WHAT TO DO: Review the listing and copy each line that holds the word "title".

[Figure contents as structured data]
= = =

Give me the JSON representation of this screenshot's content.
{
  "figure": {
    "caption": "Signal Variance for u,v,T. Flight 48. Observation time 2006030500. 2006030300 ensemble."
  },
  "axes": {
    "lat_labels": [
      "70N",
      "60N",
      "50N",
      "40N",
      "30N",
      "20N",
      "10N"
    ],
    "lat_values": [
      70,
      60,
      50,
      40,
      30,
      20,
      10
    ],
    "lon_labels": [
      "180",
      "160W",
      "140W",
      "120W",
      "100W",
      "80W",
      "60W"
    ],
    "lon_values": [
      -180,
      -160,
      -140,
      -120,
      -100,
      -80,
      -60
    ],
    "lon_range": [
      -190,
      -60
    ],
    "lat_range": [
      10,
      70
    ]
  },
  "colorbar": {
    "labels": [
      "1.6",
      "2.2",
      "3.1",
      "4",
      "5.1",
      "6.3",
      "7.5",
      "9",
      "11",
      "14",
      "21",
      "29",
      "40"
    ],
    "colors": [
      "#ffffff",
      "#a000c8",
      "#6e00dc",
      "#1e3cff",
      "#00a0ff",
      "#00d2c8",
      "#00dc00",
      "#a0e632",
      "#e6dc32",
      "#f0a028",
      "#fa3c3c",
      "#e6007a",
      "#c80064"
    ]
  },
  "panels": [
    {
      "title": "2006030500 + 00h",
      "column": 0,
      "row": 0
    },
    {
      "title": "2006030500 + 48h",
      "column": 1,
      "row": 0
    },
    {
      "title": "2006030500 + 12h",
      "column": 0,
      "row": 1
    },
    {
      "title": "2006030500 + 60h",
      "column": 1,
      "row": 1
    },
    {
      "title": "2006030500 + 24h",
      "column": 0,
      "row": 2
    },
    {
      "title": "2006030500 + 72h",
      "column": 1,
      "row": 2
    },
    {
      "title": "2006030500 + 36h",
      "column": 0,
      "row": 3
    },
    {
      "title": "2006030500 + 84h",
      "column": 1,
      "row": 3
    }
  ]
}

= = =

COMPLETE OUTPUT:
      "title": "2006030500 + 00h",
      "title": "2006030500 + 48h",
      "title": "2006030500 + 12h",
      "title": "2006030500 + 60h",
      "title": "2006030500 + 24h",
      "title": "2006030500 + 72h",
      "title": "2006030500 + 36h",
      "title": "2006030500 + 84h",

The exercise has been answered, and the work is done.